Reproduce each line that includes the word "name".

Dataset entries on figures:
* * *

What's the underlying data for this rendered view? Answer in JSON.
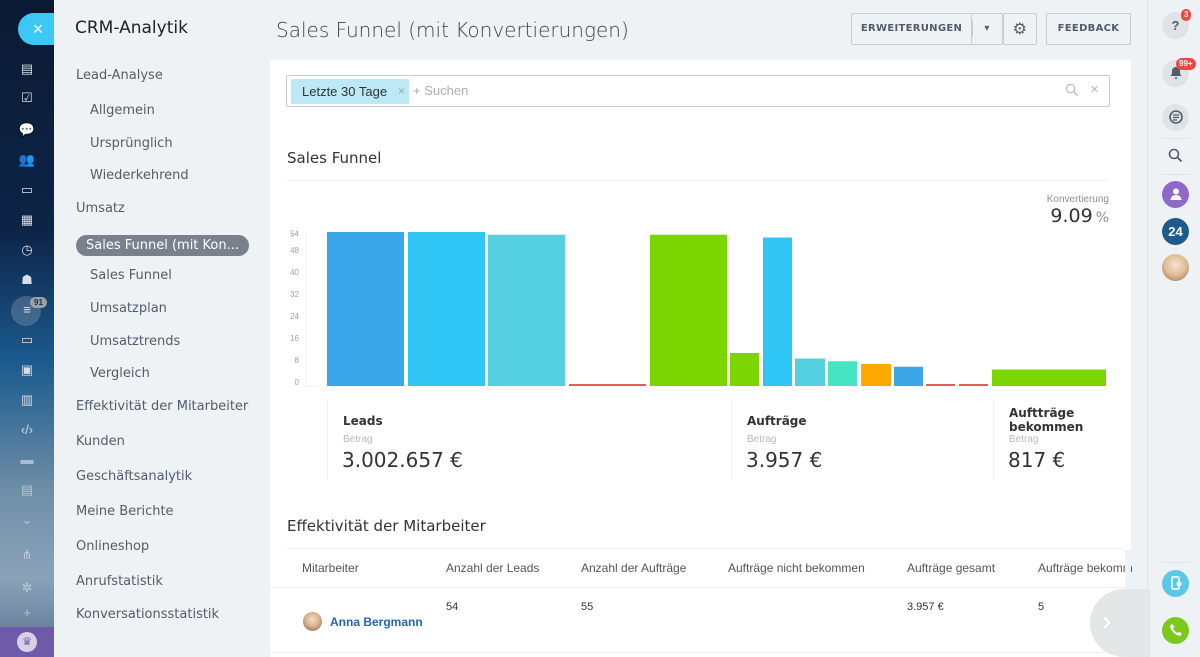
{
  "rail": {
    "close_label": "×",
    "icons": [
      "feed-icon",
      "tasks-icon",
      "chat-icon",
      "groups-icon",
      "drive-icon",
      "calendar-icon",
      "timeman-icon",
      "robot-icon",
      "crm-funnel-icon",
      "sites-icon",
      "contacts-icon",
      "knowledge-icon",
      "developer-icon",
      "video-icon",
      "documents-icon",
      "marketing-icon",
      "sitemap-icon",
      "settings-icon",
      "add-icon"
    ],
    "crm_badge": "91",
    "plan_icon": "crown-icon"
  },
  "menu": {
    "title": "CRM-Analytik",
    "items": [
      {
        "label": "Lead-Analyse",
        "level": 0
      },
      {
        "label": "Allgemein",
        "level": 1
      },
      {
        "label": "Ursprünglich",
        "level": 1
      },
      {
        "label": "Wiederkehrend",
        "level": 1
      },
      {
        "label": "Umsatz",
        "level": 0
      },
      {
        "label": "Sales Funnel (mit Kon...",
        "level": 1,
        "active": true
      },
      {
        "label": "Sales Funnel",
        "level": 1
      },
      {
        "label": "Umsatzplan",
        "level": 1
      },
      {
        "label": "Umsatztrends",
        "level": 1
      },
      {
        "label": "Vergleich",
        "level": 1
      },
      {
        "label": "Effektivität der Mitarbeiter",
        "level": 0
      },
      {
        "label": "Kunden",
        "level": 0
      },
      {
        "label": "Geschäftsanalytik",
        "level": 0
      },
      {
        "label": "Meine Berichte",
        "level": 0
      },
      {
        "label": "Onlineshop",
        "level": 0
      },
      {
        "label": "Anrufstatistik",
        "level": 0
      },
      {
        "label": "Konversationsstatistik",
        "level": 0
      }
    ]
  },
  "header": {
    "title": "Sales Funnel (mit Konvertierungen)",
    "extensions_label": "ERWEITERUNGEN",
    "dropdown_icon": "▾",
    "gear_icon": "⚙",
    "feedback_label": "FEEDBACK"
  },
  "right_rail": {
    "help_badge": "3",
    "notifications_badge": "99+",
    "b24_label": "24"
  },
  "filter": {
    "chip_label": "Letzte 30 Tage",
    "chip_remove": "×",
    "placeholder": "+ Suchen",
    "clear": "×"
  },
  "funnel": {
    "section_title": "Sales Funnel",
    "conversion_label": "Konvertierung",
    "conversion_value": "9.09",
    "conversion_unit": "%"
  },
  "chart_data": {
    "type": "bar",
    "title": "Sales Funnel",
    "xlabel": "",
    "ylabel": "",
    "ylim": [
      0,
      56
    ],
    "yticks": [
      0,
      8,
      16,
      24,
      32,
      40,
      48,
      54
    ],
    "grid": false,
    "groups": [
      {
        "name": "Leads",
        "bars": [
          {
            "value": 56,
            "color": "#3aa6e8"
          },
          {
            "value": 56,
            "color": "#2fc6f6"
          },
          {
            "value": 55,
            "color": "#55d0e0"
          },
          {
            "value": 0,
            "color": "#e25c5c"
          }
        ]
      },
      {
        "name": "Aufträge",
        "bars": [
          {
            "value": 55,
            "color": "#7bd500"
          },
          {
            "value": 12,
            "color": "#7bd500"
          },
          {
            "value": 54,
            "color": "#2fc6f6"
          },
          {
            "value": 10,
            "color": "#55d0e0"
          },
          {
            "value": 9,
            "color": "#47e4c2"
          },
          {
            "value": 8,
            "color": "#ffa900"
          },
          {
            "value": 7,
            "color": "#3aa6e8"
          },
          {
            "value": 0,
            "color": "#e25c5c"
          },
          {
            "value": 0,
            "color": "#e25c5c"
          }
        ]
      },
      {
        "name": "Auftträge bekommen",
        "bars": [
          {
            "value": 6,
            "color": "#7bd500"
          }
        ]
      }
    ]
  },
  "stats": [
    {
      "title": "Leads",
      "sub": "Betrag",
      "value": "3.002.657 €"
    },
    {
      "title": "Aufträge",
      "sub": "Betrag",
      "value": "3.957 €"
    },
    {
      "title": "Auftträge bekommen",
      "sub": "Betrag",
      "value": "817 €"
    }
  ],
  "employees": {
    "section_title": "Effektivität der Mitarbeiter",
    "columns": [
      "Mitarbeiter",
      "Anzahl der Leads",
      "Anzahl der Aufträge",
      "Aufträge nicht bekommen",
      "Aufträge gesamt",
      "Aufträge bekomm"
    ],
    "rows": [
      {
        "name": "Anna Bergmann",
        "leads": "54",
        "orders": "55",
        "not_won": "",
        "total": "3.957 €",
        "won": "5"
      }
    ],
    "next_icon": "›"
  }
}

* * *

> TASK SOLUTION:
        "name": "Leads",
        "name": "Aufträge",
        "name": "Auftträge bekommen",
        "name": "Anna Bergmann",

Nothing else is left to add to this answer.